Materials provided:

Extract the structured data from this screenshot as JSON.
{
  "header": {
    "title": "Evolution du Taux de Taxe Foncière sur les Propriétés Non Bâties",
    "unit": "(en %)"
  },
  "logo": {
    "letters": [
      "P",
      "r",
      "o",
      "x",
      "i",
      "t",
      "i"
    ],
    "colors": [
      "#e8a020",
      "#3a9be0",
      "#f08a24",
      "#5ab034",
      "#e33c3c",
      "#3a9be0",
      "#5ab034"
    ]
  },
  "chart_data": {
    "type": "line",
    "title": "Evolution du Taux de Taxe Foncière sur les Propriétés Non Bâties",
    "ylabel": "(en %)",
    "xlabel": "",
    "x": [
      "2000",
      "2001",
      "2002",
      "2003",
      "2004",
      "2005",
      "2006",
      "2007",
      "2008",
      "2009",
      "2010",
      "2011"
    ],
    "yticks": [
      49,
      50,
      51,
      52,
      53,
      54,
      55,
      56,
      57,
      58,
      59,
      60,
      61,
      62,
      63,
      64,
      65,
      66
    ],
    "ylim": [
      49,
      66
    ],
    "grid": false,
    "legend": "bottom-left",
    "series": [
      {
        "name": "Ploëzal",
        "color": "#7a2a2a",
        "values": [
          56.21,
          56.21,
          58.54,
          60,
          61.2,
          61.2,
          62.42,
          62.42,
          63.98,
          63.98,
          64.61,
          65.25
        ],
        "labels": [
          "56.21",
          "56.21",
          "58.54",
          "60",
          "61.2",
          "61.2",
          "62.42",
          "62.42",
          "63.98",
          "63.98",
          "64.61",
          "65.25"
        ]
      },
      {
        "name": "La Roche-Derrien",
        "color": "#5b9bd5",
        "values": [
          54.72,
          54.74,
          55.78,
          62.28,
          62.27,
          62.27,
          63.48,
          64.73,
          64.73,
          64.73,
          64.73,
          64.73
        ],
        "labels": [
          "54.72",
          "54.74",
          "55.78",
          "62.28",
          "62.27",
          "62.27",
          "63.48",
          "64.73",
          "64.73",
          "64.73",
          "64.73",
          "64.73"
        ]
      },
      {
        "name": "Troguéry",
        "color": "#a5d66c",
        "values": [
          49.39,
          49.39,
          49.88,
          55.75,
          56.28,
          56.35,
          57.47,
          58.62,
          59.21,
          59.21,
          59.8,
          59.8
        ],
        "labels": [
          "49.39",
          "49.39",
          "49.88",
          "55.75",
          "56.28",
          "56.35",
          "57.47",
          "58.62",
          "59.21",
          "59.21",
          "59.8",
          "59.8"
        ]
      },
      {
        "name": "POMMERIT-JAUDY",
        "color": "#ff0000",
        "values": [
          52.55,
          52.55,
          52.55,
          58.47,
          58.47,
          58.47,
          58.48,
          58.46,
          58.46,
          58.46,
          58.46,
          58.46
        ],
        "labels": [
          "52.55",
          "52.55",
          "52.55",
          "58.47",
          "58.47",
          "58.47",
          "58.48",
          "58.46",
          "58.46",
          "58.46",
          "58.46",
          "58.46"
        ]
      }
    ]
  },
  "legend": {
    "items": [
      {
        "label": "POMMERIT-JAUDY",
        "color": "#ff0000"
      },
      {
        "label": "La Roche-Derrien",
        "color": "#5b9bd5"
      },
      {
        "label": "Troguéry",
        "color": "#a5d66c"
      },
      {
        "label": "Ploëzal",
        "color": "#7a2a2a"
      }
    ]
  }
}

Work to do:
Select and copy every line of the listing with the word "Derrien".

Reply:
        "name": "La Roche-Derrien",
        "label": "La Roche-Derrien",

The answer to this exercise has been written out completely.